Extract the listing in its entirety, keeping each line identical to the original.

[Part of a data file]
—————
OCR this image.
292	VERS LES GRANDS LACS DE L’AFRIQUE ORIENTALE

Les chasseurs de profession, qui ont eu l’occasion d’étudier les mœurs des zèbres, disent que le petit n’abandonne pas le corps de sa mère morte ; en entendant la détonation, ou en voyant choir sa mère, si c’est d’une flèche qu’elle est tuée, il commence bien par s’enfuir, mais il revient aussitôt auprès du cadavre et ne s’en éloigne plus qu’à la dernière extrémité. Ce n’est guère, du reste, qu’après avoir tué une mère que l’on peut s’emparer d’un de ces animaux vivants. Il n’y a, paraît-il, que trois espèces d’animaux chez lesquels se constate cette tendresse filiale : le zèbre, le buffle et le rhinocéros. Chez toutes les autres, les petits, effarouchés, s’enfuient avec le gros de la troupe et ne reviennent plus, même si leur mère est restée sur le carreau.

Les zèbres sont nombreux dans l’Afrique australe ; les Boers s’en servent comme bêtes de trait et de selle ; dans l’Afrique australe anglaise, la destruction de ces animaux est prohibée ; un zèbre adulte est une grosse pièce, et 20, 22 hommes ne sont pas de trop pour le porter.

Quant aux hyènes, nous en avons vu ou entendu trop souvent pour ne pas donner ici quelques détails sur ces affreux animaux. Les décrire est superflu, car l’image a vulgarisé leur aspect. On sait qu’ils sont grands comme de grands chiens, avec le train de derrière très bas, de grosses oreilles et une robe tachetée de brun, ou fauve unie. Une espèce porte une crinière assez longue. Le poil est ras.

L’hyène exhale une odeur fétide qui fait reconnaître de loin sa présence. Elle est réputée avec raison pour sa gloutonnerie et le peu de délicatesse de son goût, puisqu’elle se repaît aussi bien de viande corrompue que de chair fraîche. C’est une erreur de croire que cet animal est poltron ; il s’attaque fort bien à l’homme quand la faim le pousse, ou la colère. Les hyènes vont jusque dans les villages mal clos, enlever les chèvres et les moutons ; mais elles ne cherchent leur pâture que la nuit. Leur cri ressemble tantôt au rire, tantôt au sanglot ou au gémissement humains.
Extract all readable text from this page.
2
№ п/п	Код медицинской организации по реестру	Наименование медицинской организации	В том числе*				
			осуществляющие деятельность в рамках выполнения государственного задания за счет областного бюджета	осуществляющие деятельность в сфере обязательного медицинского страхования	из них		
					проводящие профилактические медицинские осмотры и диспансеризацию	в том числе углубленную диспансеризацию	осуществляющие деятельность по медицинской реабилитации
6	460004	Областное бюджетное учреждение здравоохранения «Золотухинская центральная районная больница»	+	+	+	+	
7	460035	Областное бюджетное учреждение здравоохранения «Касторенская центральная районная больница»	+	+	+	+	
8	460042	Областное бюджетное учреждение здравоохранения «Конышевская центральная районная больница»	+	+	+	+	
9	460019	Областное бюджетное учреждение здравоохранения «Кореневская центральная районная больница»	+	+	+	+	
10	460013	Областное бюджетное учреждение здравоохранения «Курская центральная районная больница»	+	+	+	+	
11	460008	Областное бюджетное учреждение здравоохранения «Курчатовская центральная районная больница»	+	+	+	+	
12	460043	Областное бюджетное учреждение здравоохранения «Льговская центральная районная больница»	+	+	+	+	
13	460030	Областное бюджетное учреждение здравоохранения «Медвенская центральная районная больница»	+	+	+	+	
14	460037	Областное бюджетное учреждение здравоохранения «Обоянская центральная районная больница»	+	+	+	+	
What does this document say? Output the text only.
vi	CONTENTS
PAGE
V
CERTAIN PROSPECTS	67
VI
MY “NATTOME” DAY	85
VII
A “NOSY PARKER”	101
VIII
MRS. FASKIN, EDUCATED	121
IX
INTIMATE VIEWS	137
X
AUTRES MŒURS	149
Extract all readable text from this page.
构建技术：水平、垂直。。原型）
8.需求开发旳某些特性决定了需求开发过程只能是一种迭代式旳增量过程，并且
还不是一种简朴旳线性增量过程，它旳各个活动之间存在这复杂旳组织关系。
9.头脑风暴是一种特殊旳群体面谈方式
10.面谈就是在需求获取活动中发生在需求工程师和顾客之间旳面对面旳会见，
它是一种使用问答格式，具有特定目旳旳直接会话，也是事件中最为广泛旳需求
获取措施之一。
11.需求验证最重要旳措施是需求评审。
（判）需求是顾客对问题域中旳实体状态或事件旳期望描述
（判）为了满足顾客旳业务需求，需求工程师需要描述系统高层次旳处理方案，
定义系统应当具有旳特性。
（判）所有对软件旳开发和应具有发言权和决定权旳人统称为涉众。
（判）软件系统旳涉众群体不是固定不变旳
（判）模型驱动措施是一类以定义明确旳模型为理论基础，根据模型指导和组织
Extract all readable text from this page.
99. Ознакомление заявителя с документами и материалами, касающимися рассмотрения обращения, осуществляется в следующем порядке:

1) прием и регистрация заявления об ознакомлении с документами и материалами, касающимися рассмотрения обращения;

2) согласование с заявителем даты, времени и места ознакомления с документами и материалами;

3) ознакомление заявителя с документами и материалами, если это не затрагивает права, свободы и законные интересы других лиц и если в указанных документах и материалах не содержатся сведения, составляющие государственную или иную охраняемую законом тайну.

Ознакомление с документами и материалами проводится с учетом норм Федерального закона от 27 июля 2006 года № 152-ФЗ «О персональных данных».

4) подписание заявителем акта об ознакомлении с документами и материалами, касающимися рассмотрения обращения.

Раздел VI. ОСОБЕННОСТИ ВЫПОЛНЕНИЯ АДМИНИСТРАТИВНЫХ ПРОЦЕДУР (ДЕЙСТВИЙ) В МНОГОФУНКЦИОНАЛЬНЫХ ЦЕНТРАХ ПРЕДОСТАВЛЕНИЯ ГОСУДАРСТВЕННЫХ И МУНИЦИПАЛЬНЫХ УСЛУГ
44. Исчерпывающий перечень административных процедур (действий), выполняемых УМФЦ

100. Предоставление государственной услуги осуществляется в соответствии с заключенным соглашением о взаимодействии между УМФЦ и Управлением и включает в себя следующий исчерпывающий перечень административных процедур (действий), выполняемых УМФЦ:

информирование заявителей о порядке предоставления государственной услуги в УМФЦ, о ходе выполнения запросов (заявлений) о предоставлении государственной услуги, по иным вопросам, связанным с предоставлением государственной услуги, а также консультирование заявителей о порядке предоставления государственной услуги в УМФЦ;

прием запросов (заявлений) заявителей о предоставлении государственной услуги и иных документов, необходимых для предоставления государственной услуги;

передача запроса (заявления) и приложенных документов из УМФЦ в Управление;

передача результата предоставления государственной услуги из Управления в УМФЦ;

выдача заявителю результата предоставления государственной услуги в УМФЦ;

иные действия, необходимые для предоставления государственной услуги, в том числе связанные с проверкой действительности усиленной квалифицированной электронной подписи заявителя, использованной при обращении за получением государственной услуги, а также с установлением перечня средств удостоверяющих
—————
§ **FINAL RESULT**
OCR this image.
292	VERS LES GRANDS LACS DE L’AFRIQUE ORIENTALE

Les chasseurs de profession, qui ont eu l’occasion d’étudier les mœurs des zèbres, disent que le petit n’abandonne pas le corps de sa mère morte ; en entendant la détonation, ou en voyant choir sa mère, si c’est d’une flèche qu’elle est tuée, il commence bien par s’enfuir, mais il revient aussitôt auprès du cadavre et ne s’en éloigne plus qu’à la dernière extrémité. Ce n’est guère, du reste, qu’après avoir tué une mère que l’on peut s’emparer d’un de ces animaux vivants. Il n’y a, paraît-il, que trois espèces d’animaux chez lesquels se constate cette tendresse filiale : le zèbre, le buffle et le rhinocéros. Chez toutes les autres, les petits, effarouchés, s’enfuient avec le gros de la troupe et ne reviennent plus, même si leur mère est restée sur le carreau.

Les zèbres sont nombreux dans l’Afrique australe ; les Boers s’en servent comme bêtes de trait et de selle ; dans l’Afrique australe anglaise, la destruction de ces animaux est prohibée ; un zèbre adulte est une grosse pièce, et 20, 22 hommes ne sont pas de trop pour le porter.

Quant aux hyènes, nous en avons vu ou entendu trop souvent pour ne pas donner ici quelques détails sur ces affreux animaux. Les décrire est superflu, car l’image a vulgarisé leur aspect. On sait qu’ils sont grands comme de grands chiens, avec le train de derrière très bas, de grosses oreilles et une robe tachetée de brun, ou fauve unie. Une espèce porte une crinière assez longue. Le poil est ras.

L’hyène exhale une odeur fétide qui fait reconnaître de loin sa présence. Elle est réputée avec raison pour sa gloutonnerie et le peu de délicatesse de son goût, puisqu’elle se repaît aussi bien de viande corrompue que de chair fraîche. C’est une erreur de croire que cet animal est poltron ; il s’attaque fort bien à l’homme quand la faim le pousse, ou la colère. Les hyènes vont jusque dans les villages mal clos, enlever les chèvres et les moutons ; mais elles ne cherchent leur pâture que la nuit. Leur cri ressemble tantôt au rire, tantôt au sanglot ou au gémissement humains.
Extract all readable text from this page.
2
№ п/п	Код медицинской организации по реестру	Наименование медицинской организации	В том числе*				
			осуществляющие деятельность в рамках выполнения государственного задания за счет областного бюджета	осуществляющие деятельность в сфере обязательного медицинского страхования	из них		
					проводящие профилактические медицинские осмотры и диспансеризацию	в том числе углубленную диспансеризацию	осуществляющие деятельность по медицинской реабилитации
6	460004	Областное бюджетное учреждение здравоохранения «Золотухинская центральная районная больница»	+	+	+	+	
7	460035	Областное бюджетное учреждение здравоохранения «Касторенская центральная районная больница»	+	+	+	+	
8	460042	Областное бюджетное учреждение здравоохранения «Конышевская центральная районная больница»	+	+	+	+	
9	460019	Областное бюджетное учреждение здравоохранения «Кореневская центральная районная больница»	+	+	+	+	
10	460013	Областное бюджетное учреждение здравоохранения «Курская центральная районная больница»	+	+	+	+	
11	460008	Областное бюджетное учреждение здравоохранения «Курчатовская центральная районная больница»	+	+	+	+	
12	460043	Областное бюджетное учреждение здравоохранения «Льговская центральная районная больница»	+	+	+	+	
13	460030	Областное бюджетное учреждение здравоохранения «Медвенская центральная районная больница»	+	+	+	+	
14	460037	Областное бюджетное учреждение здравоохранения «Обоянская центральная районная больница»	+	+	+	+	
What does this document say? Output the text only.
vi	CONTENTS
PAGE
V
CERTAIN PROSPECTS	67
VI
MY “NATTOME” DAY	85
VII
A “NOSY PARKER”	101
VIII
MRS. FASKIN, EDUCATED	121
IX
INTIMATE VIEWS	137
X
AUTRES MŒURS	149
Extract all readable text from this page.
构建技术：水平、垂直。。原型）
8.需求开发旳某些特性决定了需求开发过程只能是一种迭代式旳增量过程，并且
还不是一种简朴旳线性增量过程，它旳各个活动之间存在这复杂旳组织关系。
9.头脑风暴是一种特殊旳群体面谈方式
10.面谈就是在需求获取活动中发生在需求工程师和顾客之间旳面对面旳会见，
它是一种使用问答格式，具有特定目旳旳直接会话，也是事件中最为广泛旳需求
获取措施之一。
11.需求验证最重要旳措施是需求评审。
（判）需求是顾客对问题域中旳实体状态或事件旳期望描述
（判）为了满足顾客旳业务需求，需求工程师需要描述系统高层次旳处理方案，
定义系统应当具有旳特性。
（判）所有对软件旳开发和应具有发言权和决定权旳人统称为涉众。
（判）软件系统旳涉众群体不是固定不变旳
（判）模型驱动措施是一类以定义明确旳模型为理论基础，根据模型指导和组织
Extract all readable text from this page.
99. Ознакомление заявителя с документами и материалами, касающимися рассмотрения обращения, осуществляется в следующем порядке:

1) прием и регистрация заявления об ознакомлении с документами и материалами, касающимися рассмотрения обращения;

2) согласование с заявителем даты, времени и места ознакомления с документами и материалами;

3) ознакомление заявителя с документами и материалами, если это не затрагивает права, свободы и законные интересы других лиц и если в указанных документах и материалах не содержатся сведения, составляющие государственную или иную охраняемую законом тайну.

Ознакомление с документами и материалами проводится с учетом норм Федерального закона от 27 июля 2006 года № 152-ФЗ «О персональных данных».

4) подписание заявителем акта об ознакомлении с документами и материалами, касающимися рассмотрения обращения.

Раздел VI. ОСОБЕННОСТИ ВЫПОЛНЕНИЯ АДМИНИСТРАТИВНЫХ ПРОЦЕДУР (ДЕЙСТВИЙ) В МНОГОФУНКЦИОНАЛЬНЫХ ЦЕНТРАХ ПРЕДОСТАВЛЕНИЯ ГОСУДАРСТВЕННЫХ И МУНИЦИПАЛЬНЫХ УСЛУГ
44. Исчерпывающий перечень административных процедур (действий), выполняемых УМФЦ

100. Предоставление государственной услуги осуществляется в соответствии с заключенным соглашением о взаимодействии между УМФЦ и Управлением и включает в себя следующий исчерпывающий перечень административных процедур (действий), выполняемых УМФЦ:

информирование заявителей о порядке предоставления государственной услуги в УМФЦ, о ходе выполнения запросов (заявлений) о предоставлении государственной услуги, по иным вопросам, связанным с предоставлением государственной услуги, а также консультирование заявителей о порядке предоставления государственной услуги в УМФЦ;

прием запросов (заявлений) заявителей о предоставлении государственной услуги и иных документов, необходимых для предоставления государственной услуги;

передача запроса (заявления) и приложенных документов из УМФЦ в Управление;

передача результата предоставления государственной услуги из Управления в УМФЦ;

выдача заявителю результата предоставления государственной услуги в УМФЦ;

иные действия, необходимые для предоставления государственной услуги, в том числе связанные с проверкой действительности усиленной квалифицированной электронной подписи заявителя, использованной при обращении за получением государственной услуги, а также с установлением перечня средств удостоверяющих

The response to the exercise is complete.